=== Task prompt ===
Where a line contains the word "Session", copy that line in full.

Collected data
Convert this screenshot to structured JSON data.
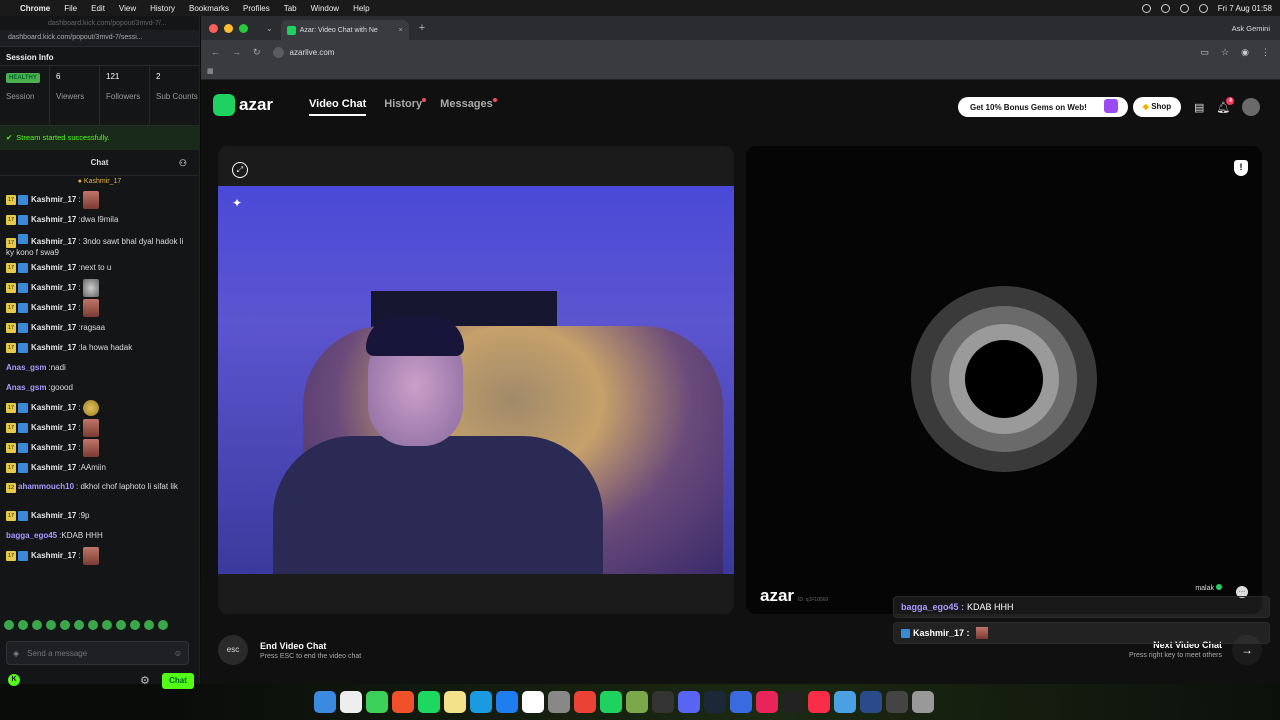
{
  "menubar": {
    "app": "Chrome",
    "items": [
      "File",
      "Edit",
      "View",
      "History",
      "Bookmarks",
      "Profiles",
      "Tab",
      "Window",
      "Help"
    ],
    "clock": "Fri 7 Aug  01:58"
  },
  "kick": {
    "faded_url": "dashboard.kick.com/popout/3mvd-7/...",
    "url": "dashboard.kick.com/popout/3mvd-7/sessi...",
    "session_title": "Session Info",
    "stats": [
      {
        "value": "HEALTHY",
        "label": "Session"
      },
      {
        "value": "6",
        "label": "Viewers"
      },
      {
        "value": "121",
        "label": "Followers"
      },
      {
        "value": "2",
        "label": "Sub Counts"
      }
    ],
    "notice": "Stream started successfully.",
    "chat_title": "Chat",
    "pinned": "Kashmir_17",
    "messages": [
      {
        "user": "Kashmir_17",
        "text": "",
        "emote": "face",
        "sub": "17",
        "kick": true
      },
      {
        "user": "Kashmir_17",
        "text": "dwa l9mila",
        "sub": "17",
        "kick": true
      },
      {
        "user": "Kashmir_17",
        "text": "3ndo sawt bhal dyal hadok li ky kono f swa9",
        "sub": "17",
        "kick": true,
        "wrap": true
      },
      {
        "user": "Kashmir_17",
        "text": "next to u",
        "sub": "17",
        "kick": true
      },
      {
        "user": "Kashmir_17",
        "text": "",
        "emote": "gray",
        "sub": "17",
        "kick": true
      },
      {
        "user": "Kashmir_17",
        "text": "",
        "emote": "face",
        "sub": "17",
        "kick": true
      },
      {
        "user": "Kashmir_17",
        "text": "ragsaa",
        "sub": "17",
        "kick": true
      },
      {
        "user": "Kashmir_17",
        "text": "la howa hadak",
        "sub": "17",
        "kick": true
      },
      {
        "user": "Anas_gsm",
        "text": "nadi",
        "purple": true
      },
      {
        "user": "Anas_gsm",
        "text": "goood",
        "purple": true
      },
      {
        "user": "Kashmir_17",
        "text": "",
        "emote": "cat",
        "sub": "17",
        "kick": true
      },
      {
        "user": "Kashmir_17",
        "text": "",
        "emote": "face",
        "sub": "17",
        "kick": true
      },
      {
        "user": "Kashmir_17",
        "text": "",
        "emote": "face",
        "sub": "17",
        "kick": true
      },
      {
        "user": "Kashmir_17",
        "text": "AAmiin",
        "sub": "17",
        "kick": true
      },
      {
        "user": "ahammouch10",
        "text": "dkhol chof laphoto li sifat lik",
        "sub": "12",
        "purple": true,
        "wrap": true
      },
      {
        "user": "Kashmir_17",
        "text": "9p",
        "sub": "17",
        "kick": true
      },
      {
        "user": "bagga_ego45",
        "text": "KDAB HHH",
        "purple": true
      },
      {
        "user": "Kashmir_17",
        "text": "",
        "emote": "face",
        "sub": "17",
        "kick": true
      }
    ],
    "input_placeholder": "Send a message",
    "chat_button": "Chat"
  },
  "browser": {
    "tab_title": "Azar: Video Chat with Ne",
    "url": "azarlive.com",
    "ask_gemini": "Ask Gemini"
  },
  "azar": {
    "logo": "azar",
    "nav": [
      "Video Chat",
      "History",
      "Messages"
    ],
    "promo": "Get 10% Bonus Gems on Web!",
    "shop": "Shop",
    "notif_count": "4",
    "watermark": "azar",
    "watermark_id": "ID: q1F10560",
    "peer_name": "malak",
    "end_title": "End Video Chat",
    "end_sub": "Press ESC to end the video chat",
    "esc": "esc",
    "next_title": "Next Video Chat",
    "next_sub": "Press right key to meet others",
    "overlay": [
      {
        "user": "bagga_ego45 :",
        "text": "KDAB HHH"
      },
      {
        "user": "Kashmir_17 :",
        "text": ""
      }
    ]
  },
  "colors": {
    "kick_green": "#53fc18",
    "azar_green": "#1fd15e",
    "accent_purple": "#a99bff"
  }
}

=== Task response ===
    "session_title": "Session Info",
        "label": "Session"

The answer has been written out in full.